▶ _Written problem_:
Write the material out again exactly.

▶ _Dataset entries_:
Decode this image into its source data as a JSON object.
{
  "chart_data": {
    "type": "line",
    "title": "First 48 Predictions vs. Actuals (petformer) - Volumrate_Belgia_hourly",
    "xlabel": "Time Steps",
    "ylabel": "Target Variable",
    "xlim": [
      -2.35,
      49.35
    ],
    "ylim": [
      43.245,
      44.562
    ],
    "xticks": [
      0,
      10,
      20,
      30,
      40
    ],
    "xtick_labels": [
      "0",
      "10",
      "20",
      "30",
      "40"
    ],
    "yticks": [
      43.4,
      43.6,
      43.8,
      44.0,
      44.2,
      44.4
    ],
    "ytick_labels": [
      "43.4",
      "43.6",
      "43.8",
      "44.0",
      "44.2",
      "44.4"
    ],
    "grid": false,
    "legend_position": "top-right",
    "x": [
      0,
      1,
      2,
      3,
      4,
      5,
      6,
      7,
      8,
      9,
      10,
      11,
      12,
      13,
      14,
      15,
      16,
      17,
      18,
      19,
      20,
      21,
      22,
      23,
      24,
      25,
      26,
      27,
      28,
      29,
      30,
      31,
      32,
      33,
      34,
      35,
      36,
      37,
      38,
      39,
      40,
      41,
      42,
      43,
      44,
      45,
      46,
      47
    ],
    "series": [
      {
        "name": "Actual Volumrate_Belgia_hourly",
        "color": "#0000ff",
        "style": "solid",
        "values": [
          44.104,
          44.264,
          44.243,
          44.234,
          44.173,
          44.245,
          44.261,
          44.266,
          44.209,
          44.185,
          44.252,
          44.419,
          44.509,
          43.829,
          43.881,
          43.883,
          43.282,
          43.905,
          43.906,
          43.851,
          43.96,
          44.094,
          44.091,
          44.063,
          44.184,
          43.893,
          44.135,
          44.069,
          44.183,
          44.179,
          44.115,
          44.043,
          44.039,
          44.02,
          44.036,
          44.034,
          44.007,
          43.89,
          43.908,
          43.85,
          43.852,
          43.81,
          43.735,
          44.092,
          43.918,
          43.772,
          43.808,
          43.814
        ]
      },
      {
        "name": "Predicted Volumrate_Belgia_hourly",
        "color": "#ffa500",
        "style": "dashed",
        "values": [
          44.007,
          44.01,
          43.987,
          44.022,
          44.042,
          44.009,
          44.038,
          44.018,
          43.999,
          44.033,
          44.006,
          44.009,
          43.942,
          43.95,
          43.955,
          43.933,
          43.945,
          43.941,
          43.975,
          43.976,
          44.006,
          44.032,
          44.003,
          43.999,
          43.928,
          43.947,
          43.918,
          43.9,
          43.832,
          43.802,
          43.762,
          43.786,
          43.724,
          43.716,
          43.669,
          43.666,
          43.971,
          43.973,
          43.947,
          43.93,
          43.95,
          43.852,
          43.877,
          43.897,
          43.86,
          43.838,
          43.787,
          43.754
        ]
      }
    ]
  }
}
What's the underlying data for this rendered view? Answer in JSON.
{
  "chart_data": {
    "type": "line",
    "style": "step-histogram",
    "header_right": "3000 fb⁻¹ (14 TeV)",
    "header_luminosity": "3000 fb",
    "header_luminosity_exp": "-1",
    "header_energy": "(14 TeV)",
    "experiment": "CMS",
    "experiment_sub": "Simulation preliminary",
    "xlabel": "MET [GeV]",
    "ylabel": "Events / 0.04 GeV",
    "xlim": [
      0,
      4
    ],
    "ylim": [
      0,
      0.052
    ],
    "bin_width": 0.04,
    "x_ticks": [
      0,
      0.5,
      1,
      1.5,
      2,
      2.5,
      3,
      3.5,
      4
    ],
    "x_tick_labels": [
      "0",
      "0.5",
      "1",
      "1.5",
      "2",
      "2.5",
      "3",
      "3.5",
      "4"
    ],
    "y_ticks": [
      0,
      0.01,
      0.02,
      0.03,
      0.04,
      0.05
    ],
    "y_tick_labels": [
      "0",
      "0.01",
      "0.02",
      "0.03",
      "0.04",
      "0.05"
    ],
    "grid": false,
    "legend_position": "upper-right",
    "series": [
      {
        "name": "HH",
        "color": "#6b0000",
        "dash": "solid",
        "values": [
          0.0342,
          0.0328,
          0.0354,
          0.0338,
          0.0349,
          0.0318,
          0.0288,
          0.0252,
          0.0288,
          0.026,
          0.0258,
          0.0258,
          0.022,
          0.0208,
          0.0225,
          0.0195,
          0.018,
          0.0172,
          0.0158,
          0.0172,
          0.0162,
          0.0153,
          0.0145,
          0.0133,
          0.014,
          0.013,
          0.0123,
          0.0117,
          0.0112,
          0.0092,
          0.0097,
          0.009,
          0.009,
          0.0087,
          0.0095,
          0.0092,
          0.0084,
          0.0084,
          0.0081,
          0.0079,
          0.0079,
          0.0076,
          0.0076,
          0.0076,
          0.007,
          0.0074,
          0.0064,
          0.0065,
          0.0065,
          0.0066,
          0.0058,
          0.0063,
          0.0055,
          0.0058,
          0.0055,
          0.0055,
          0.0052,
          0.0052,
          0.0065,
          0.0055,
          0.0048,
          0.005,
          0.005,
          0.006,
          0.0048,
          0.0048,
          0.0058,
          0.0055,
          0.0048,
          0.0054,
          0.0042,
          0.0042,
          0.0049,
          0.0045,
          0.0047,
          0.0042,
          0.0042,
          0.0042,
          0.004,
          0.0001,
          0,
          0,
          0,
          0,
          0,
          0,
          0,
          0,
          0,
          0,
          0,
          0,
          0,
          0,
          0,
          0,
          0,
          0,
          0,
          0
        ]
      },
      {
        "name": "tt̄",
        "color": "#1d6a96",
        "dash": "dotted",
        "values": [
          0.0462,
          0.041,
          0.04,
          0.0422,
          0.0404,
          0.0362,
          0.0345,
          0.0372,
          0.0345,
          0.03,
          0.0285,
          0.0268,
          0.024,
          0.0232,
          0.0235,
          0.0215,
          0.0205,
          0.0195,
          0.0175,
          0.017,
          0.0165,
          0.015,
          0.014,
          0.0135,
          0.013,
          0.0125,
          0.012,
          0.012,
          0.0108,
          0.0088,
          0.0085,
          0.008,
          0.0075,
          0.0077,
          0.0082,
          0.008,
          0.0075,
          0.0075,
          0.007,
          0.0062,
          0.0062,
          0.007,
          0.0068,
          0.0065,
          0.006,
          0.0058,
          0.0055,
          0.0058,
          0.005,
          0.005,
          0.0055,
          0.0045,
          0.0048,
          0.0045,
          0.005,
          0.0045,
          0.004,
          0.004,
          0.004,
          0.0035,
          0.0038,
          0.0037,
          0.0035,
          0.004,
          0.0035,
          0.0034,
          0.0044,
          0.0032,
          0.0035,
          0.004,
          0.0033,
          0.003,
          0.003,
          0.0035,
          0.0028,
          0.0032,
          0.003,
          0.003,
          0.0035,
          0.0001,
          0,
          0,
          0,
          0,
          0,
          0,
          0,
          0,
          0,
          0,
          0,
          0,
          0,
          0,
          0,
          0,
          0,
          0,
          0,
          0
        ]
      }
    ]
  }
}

▶ _Response below_:
Decode this image into its source data as a JSON object.
{
  "chart_data": {
    "type": "line",
    "title": "First 48 Predictions vs. Actuals (petformer) - Volumrate_Belgia_hourly",
    "xlabel": "Time Steps",
    "ylabel": "Target Variable",
    "xlim": [
      -2.35,
      49.35
    ],
    "ylim": [
      43.245,
      44.562
    ],
    "xticks": [
      0,
      10,
      20,
      30,
      40
    ],
    "xtick_labels": [
      "0",
      "10",
      "20",
      "30",
      "40"
    ],
    "yticks": [
      43.4,
      43.6,
      43.8,
      44.0,
      44.2,
      44.4
    ],
    "ytick_labels": [
      "43.4",
      "43.6",
      "43.8",
      "44.0",
      "44.2",
      "44.4"
    ],
    "grid": false,
    "legend_position": "top-right",
    "x": [
      0,
      1,
      2,
      3,
      4,
      5,
      6,
      7,
      8,
      9,
      10,
      11,
      12,
      13,
      14,
      15,
      16,
      17,
      18,
      19,
      20,
      21,
      22,
      23,
      24,
      25,
      26,
      27,
      28,
      29,
      30,
      31,
      32,
      33,
      34,
      35,
      36,
      37,
      38,
      39,
      40,
      41,
      42,
      43,
      44,
      45,
      46,
      47
    ],
    "series": [
      {
        "name": "Actual Volumrate_Belgia_hourly",
        "color": "#0000ff",
        "style": "solid",
        "values": [
          44.104,
          44.264,
          44.243,
          44.234,
          44.173,
          44.245,
          44.261,
          44.266,
          44.209,
          44.185,
          44.252,
          44.419,
          44.509,
          43.829,
          43.881,
          43.883,
          43.282,
          43.905,
          43.906,
          43.851,
          43.96,
          44.094,
          44.091,
          44.063,
          44.184,
          43.893,
          44.135,
          44.069,
          44.183,
          44.179,
          44.115,
          44.043,
          44.039,
          44.02,
          44.036,
          44.034,
          44.007,
          43.89,
          43.908,
          43.85,
          43.852,
          43.81,
          43.735,
          44.092,
          43.918,
          43.772,
          43.808,
          43.814
        ]
      },
      {
        "name": "Predicted Volumrate_Belgia_hourly",
        "color": "#ffa500",
        "style": "dashed",
        "values": [
          44.007,
          44.01,
          43.987,
          44.022,
          44.042,
          44.009,
          44.038,
          44.018,
          43.999,
          44.033,
          44.006,
          44.009,
          43.942,
          43.95,
          43.955,
          43.933,
          43.945,
          43.941,
          43.975,
          43.976,
          44.006,
          44.032,
          44.003,
          43.999,
          43.928,
          43.947,
          43.918,
          43.9,
          43.832,
          43.802,
          43.762,
          43.786,
          43.724,
          43.716,
          43.669,
          43.666,
          43.971,
          43.973,
          43.947,
          43.93,
          43.95,
          43.852,
          43.877,
          43.897,
          43.86,
          43.838,
          43.787,
          43.754
        ]
      }
    ]
  }
}
What's the underlying data for this rendered view? Answer in JSON.
{
  "chart_data": {
    "type": "line",
    "style": "step-histogram",
    "header_right": "3000 fb⁻¹ (14 TeV)",
    "header_luminosity": "3000 fb",
    "header_luminosity_exp": "-1",
    "header_energy": "(14 TeV)",
    "experiment": "CMS",
    "experiment_sub": "Simulation preliminary",
    "xlabel": "MET [GeV]",
    "ylabel": "Events / 0.04 GeV",
    "xlim": [
      0,
      4
    ],
    "ylim": [
      0,
      0.052
    ],
    "bin_width": 0.04,
    "x_ticks": [
      0,
      0.5,
      1,
      1.5,
      2,
      2.5,
      3,
      3.5,
      4
    ],
    "x_tick_labels": [
      "0",
      "0.5",
      "1",
      "1.5",
      "2",
      "2.5",
      "3",
      "3.5",
      "4"
    ],
    "y_ticks": [
      0,
      0.01,
      0.02,
      0.03,
      0.04,
      0.05
    ],
    "y_tick_labels": [
      "0",
      "0.01",
      "0.02",
      "0.03",
      "0.04",
      "0.05"
    ],
    "grid": false,
    "legend_position": "upper-right",
    "series": [
      {
        "name": "HH",
        "color": "#6b0000",
        "dash": "solid",
        "values": [
          0.0342,
          0.0328,
          0.0354,
          0.0338,
          0.0349,
          0.0318,
          0.0288,
          0.0252,
          0.0288,
          0.026,
          0.0258,
          0.0258,
          0.022,
          0.0208,
          0.0225,
          0.0195,
          0.018,
          0.0172,
          0.0158,
          0.0172,
          0.0162,
          0.0153,
          0.0145,
          0.0133,
          0.014,
          0.013,
          0.0123,
          0.0117,
          0.0112,
          0.0092,
          0.0097,
          0.009,
          0.009,
          0.0087,
          0.0095,
          0.0092,
          0.0084,
          0.0084,
          0.0081,
          0.0079,
          0.0079,
          0.0076,
          0.0076,
          0.0076,
          0.007,
          0.0074,
          0.0064,
          0.0065,
          0.0065,
          0.0066,
          0.0058,
          0.0063,
          0.0055,
          0.0058,
          0.0055,
          0.0055,
          0.0052,
          0.0052,
          0.0065,
          0.0055,
          0.0048,
          0.005,
          0.005,
          0.006,
          0.0048,
          0.0048,
          0.0058,
          0.0055,
          0.0048,
          0.0054,
          0.0042,
          0.0042,
          0.0049,
          0.0045,
          0.0047,
          0.0042,
          0.0042,
          0.0042,
          0.004,
          0.0001,
          0,
          0,
          0,
          0,
          0,
          0,
          0,
          0,
          0,
          0,
          0,
          0,
          0,
          0,
          0,
          0,
          0,
          0,
          0,
          0
        ]
      },
      {
        "name": "tt̄",
        "color": "#1d6a96",
        "dash": "dotted",
        "values": [
          0.0462,
          0.041,
          0.04,
          0.0422,
          0.0404,
          0.0362,
          0.0345,
          0.0372,
          0.0345,
          0.03,
          0.0285,
          0.0268,
          0.024,
          0.0232,
          0.0235,
          0.0215,
          0.0205,
          0.0195,
          0.0175,
          0.017,
          0.0165,
          0.015,
          0.014,
          0.0135,
          0.013,
          0.0125,
          0.012,
          0.012,
          0.0108,
          0.0088,
          0.0085,
          0.008,
          0.0075,
          0.0077,
          0.0082,
          0.008,
          0.0075,
          0.0075,
          0.007,
          0.0062,
          0.0062,
          0.007,
          0.0068,
          0.0065,
          0.006,
          0.0058,
          0.0055,
          0.0058,
          0.005,
          0.005,
          0.0055,
          0.0045,
          0.0048,
          0.0045,
          0.005,
          0.0045,
          0.004,
          0.004,
          0.004,
          0.0035,
          0.0038,
          0.0037,
          0.0035,
          0.004,
          0.0035,
          0.0034,
          0.0044,
          0.0032,
          0.0035,
          0.004,
          0.0033,
          0.003,
          0.003,
          0.0035,
          0.0028,
          0.0032,
          0.003,
          0.003,
          0.0035,
          0.0001,
          0,
          0,
          0,
          0,
          0,
          0,
          0,
          0,
          0,
          0,
          0,
          0,
          0,
          0,
          0,
          0,
          0,
          0,
          0,
          0
        ]
      }
    ]
  }
}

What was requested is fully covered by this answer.